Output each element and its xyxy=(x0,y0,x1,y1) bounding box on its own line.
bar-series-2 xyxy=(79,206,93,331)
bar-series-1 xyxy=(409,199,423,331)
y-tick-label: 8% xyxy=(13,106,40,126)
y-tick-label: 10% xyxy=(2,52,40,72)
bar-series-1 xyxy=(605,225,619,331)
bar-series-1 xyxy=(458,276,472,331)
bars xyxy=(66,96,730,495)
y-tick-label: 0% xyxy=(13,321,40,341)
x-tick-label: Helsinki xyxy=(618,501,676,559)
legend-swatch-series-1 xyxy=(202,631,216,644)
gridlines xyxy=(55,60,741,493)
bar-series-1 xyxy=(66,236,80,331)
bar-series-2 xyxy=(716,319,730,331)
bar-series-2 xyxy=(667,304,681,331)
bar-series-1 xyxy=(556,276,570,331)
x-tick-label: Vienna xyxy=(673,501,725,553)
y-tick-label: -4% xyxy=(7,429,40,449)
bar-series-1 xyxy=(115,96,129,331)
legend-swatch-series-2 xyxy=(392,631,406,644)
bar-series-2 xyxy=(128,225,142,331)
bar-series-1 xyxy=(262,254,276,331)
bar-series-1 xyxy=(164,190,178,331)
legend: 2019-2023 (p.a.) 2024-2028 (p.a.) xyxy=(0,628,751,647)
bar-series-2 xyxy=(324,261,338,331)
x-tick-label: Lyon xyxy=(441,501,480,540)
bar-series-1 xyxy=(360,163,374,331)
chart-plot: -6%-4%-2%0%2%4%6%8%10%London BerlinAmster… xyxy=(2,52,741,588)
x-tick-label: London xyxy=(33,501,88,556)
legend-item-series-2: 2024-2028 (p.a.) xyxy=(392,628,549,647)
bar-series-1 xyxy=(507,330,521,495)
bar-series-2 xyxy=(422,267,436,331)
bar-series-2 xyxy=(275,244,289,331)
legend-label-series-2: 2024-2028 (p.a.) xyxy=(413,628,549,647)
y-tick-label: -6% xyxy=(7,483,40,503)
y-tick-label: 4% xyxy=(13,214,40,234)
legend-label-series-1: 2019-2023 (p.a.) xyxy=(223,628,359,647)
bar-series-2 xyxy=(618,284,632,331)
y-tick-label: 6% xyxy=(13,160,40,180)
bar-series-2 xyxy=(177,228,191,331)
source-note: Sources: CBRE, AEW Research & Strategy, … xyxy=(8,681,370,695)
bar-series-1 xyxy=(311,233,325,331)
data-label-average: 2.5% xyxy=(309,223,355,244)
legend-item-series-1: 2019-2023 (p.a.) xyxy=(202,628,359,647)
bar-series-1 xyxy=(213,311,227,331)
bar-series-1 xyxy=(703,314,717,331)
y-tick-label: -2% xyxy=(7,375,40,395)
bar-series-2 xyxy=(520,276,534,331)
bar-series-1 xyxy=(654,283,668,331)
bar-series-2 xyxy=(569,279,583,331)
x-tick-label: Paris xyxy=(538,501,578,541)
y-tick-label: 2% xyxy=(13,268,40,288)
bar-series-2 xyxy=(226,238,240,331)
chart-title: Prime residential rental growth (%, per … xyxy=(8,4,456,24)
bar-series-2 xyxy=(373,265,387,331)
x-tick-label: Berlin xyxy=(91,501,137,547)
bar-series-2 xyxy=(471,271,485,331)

⁂

● Exercise description
Rewrite the records from the start through the line containing "x-tick-label: Helsinki xyxy=(618,501,676,559)", changing "bounding box" to "box" and keeping everything else the same.

● Written answer
Output each element and its xyxy=(x0,y0,x1,y1) box on its own line.
bar-series-2 xyxy=(79,206,93,331)
bar-series-1 xyxy=(409,199,423,331)
y-tick-label: 8% xyxy=(13,106,40,126)
y-tick-label: 10% xyxy=(2,52,40,72)
bar-series-1 xyxy=(605,225,619,331)
bar-series-1 xyxy=(458,276,472,331)
bars xyxy=(66,96,730,495)
y-tick-label: 0% xyxy=(13,321,40,341)
x-tick-label: Helsinki xyxy=(618,501,676,559)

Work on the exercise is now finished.